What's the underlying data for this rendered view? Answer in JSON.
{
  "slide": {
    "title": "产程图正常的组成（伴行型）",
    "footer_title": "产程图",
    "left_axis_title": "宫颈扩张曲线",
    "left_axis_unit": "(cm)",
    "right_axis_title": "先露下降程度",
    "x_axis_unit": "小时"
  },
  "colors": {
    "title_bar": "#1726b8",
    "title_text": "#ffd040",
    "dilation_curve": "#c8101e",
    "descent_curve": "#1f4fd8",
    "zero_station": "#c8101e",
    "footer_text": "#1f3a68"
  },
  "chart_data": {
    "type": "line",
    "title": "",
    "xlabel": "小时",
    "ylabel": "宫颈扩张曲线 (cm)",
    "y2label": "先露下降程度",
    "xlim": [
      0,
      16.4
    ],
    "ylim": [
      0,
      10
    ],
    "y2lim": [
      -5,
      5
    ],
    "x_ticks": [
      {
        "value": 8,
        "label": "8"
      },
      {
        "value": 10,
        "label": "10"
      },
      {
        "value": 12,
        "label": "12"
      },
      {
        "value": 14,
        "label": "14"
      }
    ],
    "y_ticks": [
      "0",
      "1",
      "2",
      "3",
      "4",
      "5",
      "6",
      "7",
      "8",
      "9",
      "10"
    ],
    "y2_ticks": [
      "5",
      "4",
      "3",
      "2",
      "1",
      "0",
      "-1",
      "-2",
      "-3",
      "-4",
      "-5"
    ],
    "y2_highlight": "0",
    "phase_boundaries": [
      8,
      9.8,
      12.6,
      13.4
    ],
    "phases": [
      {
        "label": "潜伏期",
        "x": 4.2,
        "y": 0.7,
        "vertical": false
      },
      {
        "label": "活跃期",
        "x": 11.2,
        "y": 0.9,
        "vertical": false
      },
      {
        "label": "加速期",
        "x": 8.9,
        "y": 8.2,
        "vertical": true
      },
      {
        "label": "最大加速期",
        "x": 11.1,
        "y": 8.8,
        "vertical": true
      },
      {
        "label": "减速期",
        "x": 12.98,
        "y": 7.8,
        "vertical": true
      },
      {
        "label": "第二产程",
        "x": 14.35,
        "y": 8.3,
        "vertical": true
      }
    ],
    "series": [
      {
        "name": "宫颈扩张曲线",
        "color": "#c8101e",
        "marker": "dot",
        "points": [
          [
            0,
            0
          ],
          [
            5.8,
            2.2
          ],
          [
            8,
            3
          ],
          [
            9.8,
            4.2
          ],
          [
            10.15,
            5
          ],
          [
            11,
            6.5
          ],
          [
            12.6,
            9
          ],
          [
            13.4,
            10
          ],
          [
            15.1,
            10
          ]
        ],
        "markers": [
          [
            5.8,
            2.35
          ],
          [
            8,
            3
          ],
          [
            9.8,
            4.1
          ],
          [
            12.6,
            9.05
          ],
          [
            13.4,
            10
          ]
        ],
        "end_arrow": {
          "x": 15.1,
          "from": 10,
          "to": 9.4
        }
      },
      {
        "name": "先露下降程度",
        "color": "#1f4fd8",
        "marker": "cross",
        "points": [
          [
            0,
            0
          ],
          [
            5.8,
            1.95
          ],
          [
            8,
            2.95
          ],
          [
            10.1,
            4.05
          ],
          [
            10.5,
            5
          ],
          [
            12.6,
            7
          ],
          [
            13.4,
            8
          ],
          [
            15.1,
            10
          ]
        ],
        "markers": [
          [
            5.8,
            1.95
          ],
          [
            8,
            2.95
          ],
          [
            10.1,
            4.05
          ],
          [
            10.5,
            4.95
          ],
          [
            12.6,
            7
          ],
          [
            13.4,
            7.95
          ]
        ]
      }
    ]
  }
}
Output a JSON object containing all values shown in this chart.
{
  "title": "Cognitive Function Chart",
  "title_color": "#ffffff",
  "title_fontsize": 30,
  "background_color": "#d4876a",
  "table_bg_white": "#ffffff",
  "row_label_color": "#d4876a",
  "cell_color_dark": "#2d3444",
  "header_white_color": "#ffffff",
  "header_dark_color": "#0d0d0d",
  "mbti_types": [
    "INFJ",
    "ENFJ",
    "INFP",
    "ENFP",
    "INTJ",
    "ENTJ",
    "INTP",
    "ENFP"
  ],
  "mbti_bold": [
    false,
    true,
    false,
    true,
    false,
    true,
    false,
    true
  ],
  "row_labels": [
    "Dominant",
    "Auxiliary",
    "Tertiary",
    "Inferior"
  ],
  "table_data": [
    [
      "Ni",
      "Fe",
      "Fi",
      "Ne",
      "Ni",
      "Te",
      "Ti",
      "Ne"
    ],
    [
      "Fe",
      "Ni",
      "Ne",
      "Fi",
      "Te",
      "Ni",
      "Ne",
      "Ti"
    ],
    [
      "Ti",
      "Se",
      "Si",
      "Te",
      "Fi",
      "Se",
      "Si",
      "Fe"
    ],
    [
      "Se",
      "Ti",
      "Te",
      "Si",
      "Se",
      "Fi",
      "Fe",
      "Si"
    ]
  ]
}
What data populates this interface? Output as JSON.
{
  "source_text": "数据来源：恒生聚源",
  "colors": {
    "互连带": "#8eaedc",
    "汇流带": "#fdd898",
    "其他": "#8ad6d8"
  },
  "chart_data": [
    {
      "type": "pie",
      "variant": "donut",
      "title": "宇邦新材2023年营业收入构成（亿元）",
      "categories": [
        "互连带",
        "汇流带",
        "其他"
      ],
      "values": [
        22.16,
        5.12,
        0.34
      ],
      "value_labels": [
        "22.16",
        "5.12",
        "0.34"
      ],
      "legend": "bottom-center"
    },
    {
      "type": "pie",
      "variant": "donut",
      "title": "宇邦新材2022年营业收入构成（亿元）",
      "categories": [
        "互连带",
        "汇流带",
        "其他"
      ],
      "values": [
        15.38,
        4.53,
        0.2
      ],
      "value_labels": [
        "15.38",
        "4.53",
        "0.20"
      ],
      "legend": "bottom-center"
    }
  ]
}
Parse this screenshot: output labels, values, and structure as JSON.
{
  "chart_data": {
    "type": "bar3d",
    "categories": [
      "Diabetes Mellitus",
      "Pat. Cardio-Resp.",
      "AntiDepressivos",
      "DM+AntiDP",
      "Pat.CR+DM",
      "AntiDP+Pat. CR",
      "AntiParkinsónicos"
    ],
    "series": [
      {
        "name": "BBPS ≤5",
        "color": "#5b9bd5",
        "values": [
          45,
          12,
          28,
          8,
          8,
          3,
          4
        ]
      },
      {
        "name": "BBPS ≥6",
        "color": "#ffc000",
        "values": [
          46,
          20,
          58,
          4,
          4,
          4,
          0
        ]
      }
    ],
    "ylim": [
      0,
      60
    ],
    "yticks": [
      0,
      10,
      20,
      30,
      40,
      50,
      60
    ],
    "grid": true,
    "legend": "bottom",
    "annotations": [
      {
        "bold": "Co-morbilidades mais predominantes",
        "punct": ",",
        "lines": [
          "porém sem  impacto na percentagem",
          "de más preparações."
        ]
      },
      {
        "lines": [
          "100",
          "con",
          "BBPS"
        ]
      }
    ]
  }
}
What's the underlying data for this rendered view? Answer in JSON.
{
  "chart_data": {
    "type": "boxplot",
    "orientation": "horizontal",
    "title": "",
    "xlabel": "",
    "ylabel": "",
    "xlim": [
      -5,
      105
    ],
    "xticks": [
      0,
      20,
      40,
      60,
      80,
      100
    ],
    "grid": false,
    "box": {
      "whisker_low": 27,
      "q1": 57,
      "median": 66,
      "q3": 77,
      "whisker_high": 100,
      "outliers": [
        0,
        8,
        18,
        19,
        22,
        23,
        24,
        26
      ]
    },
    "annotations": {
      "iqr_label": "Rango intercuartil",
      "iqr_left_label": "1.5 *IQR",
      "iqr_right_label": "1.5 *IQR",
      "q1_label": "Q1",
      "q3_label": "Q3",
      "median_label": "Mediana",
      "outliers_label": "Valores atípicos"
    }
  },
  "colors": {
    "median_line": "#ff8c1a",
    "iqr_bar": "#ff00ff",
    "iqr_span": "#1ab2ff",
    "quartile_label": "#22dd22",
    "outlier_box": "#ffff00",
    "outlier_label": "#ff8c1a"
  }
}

DIRECTIONS:
Select the lines that carry the string "先露下降程度" and copy them.

WRITTEN ANSWER:
    "right_axis_title": "先露下降程度",
    "y2label": "先露下降程度",
        "name": "先露下降程度",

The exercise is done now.